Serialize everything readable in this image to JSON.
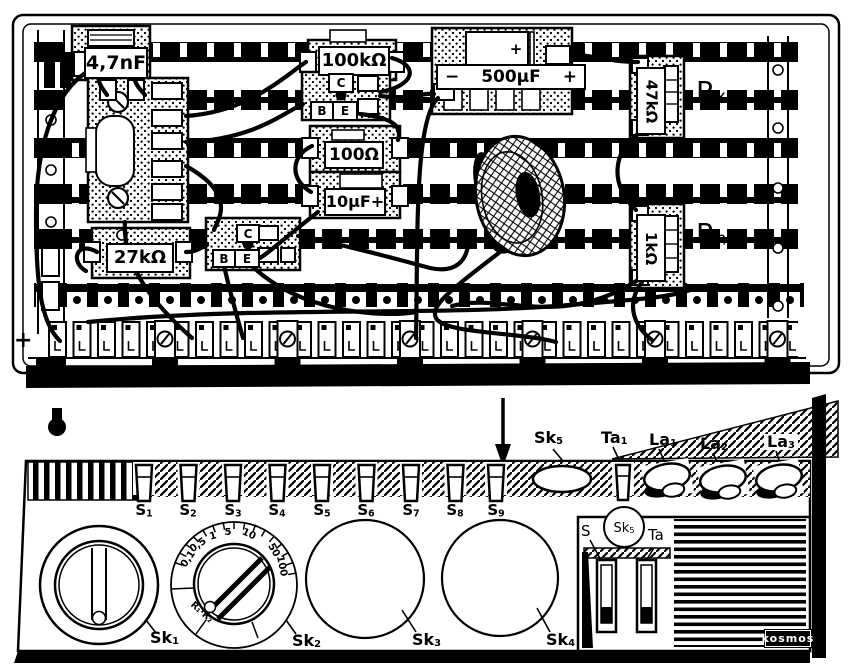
{
  "modules": {
    "cap47nf": {
      "label": "4,7nF"
    },
    "res100k": {
      "label": "100kΩ"
    },
    "res100": {
      "label": "100Ω"
    },
    "cap10uf": {
      "label": "10µF+"
    },
    "res27k": {
      "label": "27kΩ"
    },
    "cap500uf": {
      "label": "500µF",
      "minus": "−",
      "plus": "+",
      "body_plus": "+"
    },
    "res47k": {
      "label": "47kΩ"
    },
    "res1k": {
      "label": "1kΩ"
    },
    "transistor1": {
      "c": "C",
      "b": "B",
      "e": "E"
    },
    "transistor2": {
      "c": "C",
      "b": "B",
      "e": "E"
    },
    "rx": {
      "base": "R",
      "sub": "x"
    },
    "rn": {
      "base": "R",
      "sub": "n"
    }
  },
  "terminals": {
    "plus": "+"
  },
  "callouts": {
    "sk5": {
      "base": "Sk",
      "sub": "5"
    },
    "ta1": {
      "base": "Ta",
      "sub": "1"
    },
    "la1": {
      "base": "La",
      "sub": "1"
    },
    "la2": {
      "base": "La",
      "sub": "2"
    },
    "la3": {
      "base": "La",
      "sub": "3"
    }
  },
  "front": {
    "switches": [
      {
        "base": "S",
        "sub": "1"
      },
      {
        "base": "S",
        "sub": "2"
      },
      {
        "base": "S",
        "sub": "3"
      },
      {
        "base": "S",
        "sub": "4"
      },
      {
        "base": "S",
        "sub": "5"
      },
      {
        "base": "S",
        "sub": "6"
      },
      {
        "base": "S",
        "sub": "7"
      },
      {
        "base": "S",
        "sub": "8"
      },
      {
        "base": "S",
        "sub": "9"
      }
    ],
    "knobs": [
      {
        "base": "Sk",
        "sub": "1"
      },
      {
        "base": "Sk",
        "sub": "2"
      },
      {
        "base": "Sk",
        "sub": "3"
      },
      {
        "base": "Sk",
        "sub": "4"
      }
    ],
    "dial": {
      "values": [
        "0,1",
        "0,5",
        "1",
        "5",
        "10",
        "50",
        "100"
      ],
      "caption": "R₁·R₂"
    },
    "inset": {
      "s": "S",
      "sk5": {
        "base": "Sk",
        "sub": "5"
      },
      "ta": "Ta"
    },
    "brand": "kosmos"
  }
}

Required work: From the listing above, return each line with the word "label".

Solution below:
      "label": "4,7nF"
      "label": "100kΩ"
      "label": "100Ω"
      "label": "10µF+"
      "label": "27kΩ"
      "label": "500µF",
      "label": "47kΩ"
      "label": "1kΩ"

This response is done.